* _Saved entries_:

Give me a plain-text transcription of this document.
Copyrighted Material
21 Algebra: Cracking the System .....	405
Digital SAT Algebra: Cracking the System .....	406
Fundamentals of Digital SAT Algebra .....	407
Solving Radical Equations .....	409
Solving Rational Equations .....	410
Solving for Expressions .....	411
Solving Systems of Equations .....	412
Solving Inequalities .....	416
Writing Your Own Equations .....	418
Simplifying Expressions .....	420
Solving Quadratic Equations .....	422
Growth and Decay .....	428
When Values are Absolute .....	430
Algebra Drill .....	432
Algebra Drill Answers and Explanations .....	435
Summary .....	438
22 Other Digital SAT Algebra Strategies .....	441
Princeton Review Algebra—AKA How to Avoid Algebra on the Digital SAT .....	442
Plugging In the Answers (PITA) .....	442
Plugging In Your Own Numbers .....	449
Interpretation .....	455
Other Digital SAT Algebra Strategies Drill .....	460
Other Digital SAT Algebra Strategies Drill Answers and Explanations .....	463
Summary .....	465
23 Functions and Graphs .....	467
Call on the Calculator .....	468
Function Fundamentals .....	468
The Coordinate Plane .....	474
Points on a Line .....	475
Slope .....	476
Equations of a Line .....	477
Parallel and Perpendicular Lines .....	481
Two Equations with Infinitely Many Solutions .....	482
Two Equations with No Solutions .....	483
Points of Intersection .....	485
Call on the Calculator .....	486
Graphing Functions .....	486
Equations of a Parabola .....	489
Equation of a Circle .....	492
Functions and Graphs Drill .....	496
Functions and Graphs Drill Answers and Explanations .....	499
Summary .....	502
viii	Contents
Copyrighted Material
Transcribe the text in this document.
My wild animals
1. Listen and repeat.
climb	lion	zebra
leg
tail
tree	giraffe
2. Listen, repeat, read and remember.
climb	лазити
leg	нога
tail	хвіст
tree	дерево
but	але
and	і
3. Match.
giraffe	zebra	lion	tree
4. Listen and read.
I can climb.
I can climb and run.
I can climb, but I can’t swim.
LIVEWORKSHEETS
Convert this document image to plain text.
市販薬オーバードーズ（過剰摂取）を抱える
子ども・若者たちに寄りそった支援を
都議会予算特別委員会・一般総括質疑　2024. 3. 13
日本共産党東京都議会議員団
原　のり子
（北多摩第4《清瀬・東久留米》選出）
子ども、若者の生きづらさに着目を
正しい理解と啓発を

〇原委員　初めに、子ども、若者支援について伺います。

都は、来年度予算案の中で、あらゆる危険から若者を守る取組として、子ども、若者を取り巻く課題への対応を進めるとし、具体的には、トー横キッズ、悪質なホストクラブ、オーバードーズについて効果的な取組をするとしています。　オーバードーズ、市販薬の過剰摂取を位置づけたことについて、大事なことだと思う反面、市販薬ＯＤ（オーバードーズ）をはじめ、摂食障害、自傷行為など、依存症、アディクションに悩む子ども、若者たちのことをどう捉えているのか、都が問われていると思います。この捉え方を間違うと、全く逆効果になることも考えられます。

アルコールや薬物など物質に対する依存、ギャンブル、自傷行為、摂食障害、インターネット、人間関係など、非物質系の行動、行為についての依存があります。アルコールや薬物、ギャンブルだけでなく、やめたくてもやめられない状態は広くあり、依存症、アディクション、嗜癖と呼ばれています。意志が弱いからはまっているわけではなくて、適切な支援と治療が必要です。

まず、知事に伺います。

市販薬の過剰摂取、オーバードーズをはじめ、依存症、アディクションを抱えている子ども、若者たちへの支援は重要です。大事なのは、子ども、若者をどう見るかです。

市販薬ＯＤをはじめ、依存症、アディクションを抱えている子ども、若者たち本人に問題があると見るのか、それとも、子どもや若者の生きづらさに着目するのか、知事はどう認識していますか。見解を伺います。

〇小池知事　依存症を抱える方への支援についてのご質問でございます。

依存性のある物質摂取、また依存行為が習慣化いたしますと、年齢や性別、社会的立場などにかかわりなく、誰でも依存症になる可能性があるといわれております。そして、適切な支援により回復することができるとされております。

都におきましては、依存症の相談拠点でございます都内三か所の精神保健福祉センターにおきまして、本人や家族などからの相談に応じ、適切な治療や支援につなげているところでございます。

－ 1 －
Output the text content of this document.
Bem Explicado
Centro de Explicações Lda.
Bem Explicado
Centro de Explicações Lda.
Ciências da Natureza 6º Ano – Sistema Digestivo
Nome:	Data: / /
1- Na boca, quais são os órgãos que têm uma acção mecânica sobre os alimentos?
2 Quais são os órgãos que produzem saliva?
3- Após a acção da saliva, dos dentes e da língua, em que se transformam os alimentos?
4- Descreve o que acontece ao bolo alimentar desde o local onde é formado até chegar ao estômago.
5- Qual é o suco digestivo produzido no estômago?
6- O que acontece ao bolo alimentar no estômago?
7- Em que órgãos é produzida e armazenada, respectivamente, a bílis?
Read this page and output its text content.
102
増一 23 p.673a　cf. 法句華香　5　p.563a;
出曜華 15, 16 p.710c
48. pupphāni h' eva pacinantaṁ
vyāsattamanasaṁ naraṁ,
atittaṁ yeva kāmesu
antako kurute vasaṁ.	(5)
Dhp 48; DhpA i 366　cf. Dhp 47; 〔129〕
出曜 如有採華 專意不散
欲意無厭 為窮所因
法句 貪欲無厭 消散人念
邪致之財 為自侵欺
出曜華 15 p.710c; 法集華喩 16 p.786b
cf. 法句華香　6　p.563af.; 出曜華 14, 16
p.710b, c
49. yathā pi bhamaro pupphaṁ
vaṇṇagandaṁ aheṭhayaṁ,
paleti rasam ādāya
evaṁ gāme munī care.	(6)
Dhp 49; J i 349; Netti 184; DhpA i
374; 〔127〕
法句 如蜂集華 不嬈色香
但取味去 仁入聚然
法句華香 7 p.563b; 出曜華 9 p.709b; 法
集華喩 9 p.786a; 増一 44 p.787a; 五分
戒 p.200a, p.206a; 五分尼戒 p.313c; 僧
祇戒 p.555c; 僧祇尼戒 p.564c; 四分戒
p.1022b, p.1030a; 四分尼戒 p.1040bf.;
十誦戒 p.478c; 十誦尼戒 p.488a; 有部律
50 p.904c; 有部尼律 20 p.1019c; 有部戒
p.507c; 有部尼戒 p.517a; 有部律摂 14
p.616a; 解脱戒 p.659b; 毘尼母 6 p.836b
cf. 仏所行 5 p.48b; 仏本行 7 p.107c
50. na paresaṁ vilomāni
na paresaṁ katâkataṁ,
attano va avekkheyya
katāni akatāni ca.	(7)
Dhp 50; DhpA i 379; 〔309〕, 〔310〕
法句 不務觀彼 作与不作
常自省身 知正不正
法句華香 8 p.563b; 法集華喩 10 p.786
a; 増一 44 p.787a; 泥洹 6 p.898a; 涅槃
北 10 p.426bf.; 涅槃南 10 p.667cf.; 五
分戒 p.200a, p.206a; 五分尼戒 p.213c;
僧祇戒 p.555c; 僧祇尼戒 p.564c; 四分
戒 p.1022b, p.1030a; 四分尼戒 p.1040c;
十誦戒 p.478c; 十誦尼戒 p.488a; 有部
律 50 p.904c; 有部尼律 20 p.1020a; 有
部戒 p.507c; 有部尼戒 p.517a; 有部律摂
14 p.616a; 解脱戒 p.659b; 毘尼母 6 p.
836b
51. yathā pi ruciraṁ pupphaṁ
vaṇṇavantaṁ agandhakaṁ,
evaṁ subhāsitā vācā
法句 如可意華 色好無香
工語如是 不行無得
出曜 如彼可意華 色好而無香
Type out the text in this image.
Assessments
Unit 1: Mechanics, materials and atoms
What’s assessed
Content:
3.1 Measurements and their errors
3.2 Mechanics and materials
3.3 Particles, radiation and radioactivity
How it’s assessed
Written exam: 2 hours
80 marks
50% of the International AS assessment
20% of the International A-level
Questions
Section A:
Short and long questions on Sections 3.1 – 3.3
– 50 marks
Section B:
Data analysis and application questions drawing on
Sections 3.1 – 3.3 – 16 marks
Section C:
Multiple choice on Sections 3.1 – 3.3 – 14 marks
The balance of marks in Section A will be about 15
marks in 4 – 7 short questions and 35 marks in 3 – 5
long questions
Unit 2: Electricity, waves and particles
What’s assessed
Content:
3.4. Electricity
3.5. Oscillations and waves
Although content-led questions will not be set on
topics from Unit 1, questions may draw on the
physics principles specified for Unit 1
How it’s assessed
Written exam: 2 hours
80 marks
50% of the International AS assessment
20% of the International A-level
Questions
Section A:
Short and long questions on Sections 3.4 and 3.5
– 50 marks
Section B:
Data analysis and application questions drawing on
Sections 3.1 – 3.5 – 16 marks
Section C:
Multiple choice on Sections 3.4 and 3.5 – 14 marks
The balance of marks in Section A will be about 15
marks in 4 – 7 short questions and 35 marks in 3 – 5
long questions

* _EXERCISE DETAILS_: Scan the records above for the string "plain", then select every line that holds it.

* _TASK RESULT_:
Give me a plain-text transcription of this document.
Convert this document image to plain text.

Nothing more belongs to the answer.